Rows from a figure dataset:
%%

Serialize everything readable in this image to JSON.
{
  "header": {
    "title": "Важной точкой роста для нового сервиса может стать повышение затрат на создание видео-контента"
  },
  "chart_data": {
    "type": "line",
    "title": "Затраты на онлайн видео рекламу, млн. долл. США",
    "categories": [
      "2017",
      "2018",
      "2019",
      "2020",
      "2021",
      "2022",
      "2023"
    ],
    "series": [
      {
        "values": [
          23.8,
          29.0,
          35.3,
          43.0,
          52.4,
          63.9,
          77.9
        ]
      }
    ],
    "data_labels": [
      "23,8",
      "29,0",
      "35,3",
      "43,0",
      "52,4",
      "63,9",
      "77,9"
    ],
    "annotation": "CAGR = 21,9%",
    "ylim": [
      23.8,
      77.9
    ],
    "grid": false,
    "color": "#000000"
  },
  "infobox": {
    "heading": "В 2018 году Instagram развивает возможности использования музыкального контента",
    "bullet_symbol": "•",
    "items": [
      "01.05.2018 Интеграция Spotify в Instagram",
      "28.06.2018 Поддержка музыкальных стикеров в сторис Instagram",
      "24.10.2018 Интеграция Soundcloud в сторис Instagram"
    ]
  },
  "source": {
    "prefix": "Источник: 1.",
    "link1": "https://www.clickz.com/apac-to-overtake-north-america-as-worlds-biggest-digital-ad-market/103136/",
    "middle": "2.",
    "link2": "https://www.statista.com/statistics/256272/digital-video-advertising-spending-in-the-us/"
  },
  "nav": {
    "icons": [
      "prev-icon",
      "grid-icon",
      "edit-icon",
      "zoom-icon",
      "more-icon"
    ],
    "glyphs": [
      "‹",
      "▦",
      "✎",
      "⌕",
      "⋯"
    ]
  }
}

%%

▶ [STATED PROBLEM]
Pick out the lines containing the word "title" and show them.

▶ [SOLUTION]
    "title": "Важной точкой роста для нового сервиса может стать повышение затрат на создание видео-контента"
    "title": "Затраты на онлайн видео рекламу, млн. долл. США",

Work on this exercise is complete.